Supplied information:
- - -

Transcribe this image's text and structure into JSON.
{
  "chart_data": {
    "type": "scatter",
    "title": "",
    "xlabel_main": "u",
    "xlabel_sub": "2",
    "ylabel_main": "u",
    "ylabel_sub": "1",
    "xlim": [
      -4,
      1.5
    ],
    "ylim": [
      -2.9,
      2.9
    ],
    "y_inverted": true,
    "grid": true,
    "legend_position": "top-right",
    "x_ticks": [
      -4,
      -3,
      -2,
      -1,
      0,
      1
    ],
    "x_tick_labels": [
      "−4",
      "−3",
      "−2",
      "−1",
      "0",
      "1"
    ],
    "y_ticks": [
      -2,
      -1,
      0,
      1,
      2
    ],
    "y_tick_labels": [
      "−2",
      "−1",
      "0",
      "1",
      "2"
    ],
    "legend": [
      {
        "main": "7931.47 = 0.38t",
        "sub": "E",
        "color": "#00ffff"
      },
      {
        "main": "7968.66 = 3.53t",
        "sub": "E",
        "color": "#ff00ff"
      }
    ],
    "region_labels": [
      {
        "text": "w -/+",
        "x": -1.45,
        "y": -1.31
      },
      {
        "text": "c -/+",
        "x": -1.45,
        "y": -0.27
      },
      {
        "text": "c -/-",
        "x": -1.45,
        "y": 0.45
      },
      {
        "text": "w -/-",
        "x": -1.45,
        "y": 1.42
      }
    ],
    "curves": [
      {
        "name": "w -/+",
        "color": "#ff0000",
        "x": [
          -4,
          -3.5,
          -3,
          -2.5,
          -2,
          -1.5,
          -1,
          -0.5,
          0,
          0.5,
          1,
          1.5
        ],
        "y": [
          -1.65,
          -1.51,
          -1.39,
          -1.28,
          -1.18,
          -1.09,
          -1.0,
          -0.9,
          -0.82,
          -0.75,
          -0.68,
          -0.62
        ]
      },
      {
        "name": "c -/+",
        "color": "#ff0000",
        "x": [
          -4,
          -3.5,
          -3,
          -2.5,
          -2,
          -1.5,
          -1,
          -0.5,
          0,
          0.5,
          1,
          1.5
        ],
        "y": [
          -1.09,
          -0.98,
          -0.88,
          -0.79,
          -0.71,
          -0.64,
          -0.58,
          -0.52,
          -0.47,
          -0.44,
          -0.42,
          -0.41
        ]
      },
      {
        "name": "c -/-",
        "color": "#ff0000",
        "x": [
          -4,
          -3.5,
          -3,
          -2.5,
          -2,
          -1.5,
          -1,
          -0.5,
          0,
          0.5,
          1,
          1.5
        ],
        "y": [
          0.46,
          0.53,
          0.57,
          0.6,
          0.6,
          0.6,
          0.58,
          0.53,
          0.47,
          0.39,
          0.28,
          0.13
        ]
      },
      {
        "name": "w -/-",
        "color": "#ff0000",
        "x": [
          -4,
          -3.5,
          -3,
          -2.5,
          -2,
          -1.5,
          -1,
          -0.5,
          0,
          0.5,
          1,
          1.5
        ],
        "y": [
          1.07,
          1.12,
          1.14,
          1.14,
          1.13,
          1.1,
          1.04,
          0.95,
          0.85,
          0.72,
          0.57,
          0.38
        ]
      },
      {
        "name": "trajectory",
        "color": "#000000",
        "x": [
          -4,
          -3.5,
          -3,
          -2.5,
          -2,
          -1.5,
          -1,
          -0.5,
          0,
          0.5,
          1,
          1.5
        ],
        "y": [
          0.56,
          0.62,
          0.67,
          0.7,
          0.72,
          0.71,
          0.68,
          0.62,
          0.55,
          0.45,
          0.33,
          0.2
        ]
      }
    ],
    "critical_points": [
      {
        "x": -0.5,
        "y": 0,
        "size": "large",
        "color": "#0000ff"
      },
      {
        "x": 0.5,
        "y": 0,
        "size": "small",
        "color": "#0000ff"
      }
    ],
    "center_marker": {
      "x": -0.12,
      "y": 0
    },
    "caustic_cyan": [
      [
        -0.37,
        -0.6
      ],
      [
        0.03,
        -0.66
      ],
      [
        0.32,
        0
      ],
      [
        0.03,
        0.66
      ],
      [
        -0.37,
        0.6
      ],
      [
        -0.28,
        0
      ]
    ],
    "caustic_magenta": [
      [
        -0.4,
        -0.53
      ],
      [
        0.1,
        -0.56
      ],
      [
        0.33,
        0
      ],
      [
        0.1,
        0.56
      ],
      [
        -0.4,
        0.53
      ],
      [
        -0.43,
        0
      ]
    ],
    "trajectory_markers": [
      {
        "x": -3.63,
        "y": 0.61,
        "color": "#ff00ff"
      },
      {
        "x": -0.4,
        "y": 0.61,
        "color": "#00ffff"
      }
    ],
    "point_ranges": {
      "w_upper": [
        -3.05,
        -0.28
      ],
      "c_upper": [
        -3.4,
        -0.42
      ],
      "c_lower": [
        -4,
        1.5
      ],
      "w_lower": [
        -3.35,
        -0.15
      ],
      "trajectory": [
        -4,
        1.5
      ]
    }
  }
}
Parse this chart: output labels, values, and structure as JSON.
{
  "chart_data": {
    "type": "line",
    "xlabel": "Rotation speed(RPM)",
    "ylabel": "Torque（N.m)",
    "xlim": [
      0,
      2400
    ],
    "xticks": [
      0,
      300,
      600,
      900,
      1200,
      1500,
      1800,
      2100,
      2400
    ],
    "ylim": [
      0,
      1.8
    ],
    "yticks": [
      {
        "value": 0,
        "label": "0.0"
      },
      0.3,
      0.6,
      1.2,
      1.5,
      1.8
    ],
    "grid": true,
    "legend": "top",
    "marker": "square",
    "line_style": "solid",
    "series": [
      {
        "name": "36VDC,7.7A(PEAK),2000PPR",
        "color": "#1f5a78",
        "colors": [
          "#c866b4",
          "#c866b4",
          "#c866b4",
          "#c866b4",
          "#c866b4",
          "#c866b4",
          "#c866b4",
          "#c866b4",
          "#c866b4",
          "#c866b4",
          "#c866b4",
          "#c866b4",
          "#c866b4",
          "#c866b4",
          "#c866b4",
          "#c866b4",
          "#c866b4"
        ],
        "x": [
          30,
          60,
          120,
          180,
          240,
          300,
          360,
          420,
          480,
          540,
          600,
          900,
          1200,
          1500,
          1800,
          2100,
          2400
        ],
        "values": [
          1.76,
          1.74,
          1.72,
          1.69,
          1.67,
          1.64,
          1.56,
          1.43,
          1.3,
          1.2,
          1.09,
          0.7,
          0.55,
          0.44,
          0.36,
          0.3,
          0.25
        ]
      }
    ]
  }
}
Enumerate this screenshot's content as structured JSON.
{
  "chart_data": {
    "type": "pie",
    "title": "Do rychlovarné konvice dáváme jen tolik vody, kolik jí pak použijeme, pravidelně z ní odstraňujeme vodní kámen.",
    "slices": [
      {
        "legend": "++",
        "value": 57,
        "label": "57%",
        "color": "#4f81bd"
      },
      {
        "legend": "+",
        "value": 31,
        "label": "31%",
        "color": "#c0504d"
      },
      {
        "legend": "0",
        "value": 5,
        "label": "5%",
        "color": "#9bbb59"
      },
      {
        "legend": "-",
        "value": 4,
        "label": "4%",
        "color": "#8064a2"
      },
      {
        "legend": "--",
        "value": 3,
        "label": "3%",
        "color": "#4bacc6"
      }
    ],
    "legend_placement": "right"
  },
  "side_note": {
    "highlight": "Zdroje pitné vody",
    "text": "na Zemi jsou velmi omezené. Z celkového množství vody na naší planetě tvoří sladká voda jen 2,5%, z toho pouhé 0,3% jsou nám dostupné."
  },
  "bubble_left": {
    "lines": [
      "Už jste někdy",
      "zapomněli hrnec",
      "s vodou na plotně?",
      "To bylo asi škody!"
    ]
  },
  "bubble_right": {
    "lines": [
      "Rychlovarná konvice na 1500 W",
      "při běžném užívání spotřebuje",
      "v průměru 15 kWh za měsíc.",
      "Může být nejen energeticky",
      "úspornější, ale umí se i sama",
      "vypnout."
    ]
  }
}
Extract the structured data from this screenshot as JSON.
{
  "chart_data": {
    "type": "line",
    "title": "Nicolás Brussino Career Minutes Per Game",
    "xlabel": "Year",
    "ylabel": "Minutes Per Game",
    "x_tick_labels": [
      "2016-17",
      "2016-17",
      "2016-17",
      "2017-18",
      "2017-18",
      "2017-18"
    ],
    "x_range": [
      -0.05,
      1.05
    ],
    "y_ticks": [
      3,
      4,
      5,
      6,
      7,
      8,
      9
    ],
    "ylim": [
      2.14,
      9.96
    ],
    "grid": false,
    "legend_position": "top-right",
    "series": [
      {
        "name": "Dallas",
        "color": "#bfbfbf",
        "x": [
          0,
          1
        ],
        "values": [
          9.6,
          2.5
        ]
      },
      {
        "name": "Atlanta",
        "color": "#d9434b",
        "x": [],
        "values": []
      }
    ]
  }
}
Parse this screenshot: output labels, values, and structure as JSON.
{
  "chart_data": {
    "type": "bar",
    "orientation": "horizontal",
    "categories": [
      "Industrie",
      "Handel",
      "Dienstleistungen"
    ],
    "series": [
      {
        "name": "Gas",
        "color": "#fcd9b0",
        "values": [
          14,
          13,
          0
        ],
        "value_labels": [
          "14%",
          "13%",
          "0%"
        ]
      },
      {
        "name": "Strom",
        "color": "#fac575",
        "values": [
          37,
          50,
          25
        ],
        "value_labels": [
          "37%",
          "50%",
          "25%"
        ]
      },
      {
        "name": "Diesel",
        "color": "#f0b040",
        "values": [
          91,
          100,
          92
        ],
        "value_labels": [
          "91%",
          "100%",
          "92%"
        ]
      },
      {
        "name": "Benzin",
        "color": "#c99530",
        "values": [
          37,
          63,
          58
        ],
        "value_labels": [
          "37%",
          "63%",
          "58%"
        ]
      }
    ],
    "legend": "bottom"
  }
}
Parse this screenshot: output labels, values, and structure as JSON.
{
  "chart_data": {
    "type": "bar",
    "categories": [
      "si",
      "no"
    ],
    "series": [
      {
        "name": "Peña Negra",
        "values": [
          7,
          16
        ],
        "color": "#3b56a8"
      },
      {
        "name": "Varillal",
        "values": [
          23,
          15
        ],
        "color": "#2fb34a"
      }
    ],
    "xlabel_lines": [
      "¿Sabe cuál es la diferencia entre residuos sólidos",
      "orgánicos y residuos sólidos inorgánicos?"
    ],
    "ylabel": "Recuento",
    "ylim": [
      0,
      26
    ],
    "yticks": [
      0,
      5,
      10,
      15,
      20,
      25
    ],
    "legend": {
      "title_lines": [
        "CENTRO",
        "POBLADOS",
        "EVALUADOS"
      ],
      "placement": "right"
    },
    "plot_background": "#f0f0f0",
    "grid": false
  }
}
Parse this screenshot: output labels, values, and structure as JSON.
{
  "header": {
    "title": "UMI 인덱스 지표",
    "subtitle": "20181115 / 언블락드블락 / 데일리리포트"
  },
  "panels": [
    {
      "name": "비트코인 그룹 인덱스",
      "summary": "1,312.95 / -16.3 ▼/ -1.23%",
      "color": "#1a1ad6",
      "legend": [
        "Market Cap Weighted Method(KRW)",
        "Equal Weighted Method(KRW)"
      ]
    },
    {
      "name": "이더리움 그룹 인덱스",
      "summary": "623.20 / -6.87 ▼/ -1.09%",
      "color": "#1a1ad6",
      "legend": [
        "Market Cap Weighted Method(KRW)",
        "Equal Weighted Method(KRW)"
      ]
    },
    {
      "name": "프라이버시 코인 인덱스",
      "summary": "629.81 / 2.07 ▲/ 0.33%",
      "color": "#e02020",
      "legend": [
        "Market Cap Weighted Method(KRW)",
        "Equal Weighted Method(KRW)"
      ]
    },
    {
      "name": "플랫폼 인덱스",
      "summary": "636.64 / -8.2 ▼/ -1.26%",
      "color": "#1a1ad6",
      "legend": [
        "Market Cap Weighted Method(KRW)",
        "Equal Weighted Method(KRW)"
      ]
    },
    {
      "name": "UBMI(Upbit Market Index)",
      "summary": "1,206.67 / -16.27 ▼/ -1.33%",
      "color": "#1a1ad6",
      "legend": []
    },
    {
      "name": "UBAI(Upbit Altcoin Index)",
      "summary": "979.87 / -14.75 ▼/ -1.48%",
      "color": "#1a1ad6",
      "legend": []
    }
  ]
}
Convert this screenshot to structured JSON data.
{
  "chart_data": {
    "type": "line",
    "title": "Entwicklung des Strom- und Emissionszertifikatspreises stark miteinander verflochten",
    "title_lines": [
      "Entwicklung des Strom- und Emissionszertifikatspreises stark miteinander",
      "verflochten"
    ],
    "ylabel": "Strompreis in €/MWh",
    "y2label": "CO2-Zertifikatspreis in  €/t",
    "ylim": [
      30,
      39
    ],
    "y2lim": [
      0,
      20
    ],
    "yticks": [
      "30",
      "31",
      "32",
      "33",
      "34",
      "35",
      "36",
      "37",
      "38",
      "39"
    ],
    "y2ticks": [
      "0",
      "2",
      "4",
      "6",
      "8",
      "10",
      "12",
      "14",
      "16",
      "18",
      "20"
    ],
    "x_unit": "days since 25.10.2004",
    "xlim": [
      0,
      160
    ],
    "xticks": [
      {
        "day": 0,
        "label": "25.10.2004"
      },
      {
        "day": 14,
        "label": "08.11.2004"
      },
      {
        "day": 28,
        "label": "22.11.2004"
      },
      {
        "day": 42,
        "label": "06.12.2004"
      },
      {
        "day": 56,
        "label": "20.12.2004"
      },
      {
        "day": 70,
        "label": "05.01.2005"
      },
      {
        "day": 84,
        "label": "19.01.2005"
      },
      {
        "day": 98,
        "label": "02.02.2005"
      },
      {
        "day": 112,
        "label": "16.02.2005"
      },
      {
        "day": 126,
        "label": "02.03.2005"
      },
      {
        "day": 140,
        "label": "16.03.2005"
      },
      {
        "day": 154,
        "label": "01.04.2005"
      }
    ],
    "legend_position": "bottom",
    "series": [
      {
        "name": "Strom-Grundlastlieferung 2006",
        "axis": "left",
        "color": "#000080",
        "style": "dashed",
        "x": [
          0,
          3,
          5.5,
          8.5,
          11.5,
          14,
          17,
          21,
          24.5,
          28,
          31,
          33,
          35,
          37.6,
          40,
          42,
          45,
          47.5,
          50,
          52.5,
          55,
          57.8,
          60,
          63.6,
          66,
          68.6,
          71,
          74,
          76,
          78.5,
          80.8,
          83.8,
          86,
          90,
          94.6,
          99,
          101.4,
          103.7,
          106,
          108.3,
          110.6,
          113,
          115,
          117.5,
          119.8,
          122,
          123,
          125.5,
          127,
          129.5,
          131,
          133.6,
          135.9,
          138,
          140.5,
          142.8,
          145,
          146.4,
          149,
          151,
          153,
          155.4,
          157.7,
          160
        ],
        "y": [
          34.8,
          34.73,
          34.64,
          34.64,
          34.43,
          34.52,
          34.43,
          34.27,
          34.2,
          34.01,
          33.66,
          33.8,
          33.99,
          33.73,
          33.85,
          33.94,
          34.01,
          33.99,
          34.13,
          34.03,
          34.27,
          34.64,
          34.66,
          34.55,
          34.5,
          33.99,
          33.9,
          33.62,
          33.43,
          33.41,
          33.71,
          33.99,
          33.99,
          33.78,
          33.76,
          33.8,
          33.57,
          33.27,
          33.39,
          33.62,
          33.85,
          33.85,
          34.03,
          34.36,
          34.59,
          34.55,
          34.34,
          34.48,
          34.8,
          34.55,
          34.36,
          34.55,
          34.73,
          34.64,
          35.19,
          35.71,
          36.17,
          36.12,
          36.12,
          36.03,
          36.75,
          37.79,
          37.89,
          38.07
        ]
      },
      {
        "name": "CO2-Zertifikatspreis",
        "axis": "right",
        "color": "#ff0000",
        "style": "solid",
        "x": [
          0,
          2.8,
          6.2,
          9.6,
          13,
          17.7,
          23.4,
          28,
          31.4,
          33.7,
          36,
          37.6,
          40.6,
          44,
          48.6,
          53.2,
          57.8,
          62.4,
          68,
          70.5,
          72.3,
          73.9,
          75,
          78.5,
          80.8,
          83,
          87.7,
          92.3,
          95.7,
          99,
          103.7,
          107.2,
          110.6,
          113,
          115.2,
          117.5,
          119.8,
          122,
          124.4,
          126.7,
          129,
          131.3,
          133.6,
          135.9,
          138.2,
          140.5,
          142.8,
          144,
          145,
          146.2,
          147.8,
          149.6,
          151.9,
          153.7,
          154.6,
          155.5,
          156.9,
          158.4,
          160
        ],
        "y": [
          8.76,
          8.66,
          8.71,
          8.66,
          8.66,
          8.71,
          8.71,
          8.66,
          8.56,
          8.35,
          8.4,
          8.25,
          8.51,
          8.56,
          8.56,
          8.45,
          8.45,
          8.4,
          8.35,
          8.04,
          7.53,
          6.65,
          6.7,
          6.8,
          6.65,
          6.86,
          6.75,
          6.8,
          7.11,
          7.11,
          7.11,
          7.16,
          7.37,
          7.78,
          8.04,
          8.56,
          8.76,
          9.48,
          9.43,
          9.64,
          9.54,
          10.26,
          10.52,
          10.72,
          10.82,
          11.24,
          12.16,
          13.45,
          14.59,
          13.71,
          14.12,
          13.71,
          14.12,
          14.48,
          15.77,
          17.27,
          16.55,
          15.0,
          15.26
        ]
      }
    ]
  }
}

- - -

What needs to be done: Only the count is wanted: report how many lines of the material above hold the word "Minutes".

Complete answer: 2